● Document passage:
-- Opening Marker --

Updated: Mar 31, 2021
“The five waters of Kapha are referred to as kledaka, avalambaka, bodhaka, tarpaka, and sleshaka. The first water, kledaka, originates in the stomach. It is the moist, foamy liquid that aids digestion. Kledaka nourishes the remaining four waters, coalesces the thinking faculties, inspires fluid interaction with the world, and pours gentility into human nature. The currents of the second water, avalambaka, flow in the heart, providing it with lubricating plasma and thus insulating it from heat. It makes the limbs limber. Avalambaka resonates psychologically as the protective, embracing, and maternal nature of a person. The third water, bodhaka, strings together the five waters of the body river. It wets the tongue and gives perception of taste. It channels the sensory perception that beckons the convivial juices before eating. Psychologically, bodhaka guards the impulse of quantitative intake to body, mind, and senses. The fourth water, tarpaka, flows in the head and calms the sense organs. It washes the senses of discretion and vitalizes the gates of memory. Proper functioning of tarpaka ensures clear memory and vital fulfillment of the senses. The fifth water, sleshaka, causes the joints to operate smoothly. By lubricating and solidifying them with its unctuous protective gel, it gives cohesion to body movements and fluidity to both mind and body.

-- Closing Marker --

(Entries drawn from a collection)
-- Opening Marker --

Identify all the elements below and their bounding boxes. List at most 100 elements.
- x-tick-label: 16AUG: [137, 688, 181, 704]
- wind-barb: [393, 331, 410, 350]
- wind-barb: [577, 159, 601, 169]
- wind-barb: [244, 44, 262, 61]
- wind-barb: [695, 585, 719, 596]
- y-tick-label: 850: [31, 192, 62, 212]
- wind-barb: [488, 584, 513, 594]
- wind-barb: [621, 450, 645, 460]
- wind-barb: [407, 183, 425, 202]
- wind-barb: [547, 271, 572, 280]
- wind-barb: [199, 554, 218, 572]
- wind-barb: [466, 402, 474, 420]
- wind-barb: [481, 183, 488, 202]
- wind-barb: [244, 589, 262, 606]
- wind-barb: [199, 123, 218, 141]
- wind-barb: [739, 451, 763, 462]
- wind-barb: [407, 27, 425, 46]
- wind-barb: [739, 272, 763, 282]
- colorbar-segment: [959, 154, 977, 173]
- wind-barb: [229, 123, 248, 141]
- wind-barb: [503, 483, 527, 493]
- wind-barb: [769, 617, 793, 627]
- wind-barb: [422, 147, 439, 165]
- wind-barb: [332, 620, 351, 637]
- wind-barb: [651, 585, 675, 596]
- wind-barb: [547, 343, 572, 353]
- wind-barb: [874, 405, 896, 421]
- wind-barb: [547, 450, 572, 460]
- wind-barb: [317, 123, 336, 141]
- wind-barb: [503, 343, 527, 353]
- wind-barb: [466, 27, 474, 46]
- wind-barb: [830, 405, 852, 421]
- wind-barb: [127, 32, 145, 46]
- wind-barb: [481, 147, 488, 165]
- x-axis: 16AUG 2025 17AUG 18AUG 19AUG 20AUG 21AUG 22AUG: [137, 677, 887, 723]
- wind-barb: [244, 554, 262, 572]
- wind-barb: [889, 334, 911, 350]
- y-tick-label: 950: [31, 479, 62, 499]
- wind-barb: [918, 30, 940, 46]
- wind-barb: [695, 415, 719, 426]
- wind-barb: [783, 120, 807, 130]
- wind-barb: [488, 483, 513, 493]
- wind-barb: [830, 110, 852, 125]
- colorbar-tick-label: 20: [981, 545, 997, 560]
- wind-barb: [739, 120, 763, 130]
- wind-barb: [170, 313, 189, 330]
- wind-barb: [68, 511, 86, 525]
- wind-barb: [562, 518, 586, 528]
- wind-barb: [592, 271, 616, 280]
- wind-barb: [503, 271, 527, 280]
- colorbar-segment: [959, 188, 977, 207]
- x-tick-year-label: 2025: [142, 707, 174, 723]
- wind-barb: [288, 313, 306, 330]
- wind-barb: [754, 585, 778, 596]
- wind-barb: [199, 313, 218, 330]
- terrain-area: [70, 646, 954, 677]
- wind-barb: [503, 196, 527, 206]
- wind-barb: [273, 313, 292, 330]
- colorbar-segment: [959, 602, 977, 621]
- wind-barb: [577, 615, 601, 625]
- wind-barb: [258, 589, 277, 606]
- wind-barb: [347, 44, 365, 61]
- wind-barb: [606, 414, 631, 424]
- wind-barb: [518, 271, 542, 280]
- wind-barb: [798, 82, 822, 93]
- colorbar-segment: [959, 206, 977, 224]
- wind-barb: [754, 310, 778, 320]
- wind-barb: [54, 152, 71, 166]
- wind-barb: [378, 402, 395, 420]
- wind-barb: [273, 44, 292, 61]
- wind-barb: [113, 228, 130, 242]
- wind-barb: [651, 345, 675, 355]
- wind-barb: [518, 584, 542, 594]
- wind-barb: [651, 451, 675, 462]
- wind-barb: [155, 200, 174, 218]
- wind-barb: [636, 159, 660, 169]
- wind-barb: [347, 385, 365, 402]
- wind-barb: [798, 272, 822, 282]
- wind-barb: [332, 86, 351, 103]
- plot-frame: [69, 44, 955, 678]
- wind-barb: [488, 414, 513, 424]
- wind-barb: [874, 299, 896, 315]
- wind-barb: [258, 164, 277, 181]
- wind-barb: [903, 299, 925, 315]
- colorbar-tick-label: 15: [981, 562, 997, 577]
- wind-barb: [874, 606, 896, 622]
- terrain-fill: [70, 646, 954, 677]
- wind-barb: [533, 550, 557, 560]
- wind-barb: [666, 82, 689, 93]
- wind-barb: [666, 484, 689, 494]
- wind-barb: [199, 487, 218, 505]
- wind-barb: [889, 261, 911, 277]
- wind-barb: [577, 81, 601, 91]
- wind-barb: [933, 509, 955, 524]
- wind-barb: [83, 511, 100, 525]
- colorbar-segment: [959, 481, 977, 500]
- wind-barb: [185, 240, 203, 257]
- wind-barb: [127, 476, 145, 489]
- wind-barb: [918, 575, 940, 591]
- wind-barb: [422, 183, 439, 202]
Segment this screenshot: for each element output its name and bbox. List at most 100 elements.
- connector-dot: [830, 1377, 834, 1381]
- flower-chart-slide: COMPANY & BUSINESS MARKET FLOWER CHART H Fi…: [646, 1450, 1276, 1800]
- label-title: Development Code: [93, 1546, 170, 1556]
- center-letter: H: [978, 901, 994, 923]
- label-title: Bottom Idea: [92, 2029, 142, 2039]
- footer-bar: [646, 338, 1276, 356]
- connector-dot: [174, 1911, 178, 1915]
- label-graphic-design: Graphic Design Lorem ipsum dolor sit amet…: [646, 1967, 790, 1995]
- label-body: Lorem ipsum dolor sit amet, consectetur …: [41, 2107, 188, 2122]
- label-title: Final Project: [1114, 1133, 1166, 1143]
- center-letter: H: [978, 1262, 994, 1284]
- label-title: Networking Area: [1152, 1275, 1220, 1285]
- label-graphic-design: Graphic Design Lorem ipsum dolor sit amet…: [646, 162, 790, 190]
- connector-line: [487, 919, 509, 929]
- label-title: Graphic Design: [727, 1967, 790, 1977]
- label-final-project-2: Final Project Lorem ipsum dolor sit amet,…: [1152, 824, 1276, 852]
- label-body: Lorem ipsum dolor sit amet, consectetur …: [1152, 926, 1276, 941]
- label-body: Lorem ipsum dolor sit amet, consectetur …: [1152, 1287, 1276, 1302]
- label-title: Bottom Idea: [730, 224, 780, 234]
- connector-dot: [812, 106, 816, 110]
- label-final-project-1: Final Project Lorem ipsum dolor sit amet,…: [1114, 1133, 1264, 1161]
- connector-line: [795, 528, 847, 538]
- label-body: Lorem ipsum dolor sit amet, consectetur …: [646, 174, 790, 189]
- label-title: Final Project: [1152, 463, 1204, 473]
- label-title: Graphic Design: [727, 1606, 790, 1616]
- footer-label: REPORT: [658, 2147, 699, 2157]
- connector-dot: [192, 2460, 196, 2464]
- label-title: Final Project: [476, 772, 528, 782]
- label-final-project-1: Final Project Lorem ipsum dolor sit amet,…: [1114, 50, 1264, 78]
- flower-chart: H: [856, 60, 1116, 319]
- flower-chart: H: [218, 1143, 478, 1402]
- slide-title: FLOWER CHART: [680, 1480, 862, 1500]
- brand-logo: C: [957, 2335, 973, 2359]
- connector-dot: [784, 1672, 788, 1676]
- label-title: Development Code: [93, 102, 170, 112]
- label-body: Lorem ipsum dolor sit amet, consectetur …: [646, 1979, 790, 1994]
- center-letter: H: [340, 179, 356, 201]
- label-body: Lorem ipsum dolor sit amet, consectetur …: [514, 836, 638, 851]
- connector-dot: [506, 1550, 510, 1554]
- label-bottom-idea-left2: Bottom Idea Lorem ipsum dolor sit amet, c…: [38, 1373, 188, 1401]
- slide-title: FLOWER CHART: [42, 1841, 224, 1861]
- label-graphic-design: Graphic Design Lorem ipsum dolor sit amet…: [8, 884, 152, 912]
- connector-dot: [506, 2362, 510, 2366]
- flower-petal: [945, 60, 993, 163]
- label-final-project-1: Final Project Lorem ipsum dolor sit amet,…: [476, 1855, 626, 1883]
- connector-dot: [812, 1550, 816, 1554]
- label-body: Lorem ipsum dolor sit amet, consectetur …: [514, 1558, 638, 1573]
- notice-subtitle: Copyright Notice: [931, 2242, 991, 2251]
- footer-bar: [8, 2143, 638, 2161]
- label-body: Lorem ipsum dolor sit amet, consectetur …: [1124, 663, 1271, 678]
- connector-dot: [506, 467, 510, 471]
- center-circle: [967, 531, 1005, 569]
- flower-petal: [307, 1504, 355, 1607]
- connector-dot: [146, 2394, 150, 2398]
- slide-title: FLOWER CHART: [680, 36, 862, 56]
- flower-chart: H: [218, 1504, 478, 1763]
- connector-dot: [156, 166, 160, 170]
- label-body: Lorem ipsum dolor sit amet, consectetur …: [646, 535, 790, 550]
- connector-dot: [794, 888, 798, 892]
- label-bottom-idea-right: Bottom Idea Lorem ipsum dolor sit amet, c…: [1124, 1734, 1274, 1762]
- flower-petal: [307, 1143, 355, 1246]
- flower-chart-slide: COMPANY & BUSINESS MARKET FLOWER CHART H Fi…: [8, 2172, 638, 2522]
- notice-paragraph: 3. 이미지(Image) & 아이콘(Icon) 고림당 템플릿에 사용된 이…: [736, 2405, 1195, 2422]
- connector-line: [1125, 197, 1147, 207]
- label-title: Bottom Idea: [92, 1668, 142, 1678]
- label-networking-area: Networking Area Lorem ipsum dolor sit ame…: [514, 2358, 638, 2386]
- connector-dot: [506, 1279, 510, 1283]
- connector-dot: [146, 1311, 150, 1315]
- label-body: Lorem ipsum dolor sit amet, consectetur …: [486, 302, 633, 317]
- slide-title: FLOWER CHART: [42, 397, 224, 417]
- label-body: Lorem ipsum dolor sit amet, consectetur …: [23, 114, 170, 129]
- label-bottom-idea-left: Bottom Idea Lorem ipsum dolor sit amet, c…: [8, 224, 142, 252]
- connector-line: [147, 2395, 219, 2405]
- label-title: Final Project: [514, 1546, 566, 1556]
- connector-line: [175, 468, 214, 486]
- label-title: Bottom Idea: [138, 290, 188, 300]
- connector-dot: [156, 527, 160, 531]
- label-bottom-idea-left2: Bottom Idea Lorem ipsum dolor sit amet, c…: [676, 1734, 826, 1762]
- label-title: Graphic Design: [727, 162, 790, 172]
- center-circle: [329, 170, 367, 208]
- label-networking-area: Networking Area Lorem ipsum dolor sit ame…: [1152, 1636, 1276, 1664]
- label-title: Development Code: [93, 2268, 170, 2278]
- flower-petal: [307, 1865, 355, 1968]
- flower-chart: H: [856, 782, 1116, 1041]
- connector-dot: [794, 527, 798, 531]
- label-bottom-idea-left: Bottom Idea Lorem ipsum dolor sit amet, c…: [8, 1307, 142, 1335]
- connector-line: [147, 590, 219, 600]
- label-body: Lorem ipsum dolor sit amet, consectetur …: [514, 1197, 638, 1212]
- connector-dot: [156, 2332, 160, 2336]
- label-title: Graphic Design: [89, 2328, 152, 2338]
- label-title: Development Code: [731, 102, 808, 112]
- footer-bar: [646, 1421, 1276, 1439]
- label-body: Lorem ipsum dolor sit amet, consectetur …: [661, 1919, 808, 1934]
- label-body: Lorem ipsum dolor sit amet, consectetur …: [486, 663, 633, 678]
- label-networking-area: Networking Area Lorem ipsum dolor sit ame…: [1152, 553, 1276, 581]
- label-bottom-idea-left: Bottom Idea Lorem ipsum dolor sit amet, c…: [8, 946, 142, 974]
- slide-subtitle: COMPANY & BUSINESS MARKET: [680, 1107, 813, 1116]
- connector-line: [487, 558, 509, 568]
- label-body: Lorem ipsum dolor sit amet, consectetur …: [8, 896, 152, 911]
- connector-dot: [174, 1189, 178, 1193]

-- Closing Marker --

● What is required: Retype the entire passage on the five waters of Kapha word for word. Work solely from the passage on the five waters of Kapha, not from the listing.

● Your solution:
Updated: Mar 31, 2021
“The five waters of Kapha are referred to as kledaka, avalambaka, bodhaka, tarpaka, and sleshaka. The first water, kledaka, originates in the stomach. It is the moist, foamy liquid that aids digestion. Kledaka nourishes the remaining four waters, coalesces the thinking faculties, inspires fluid interaction with the world, and pours gentility into human nature. The currents of the second water, avalambaka, flow in the heart, providing it with lubricating plasma and thus insulating it from heat. It makes the limbs limber. Avalambaka resonates psychologically as the protective, embracing, and maternal nature of a person. The third water, bodhaka, strings together the five waters of the body river. It wets the tongue and gives perception of taste. It channels the sensory perception that beckons the convivial juices before eating. Psychologically, bodhaka guards the impulse of quantitative intake to body, mind, and senses. The fourth water, tarpaka, flows in the head and calms the sense organs. It washes the senses of discretion and vitalizes the gates of memory. Proper functioning of tarpaka ensures clear memory and vital fulfillment of the senses. The fifth water, sleshaka, causes the joints to operate smoothly. By lubricating and solidifying them with its unctuous protective gel, it gives cohesion to body movements and fluidity to both mind and body.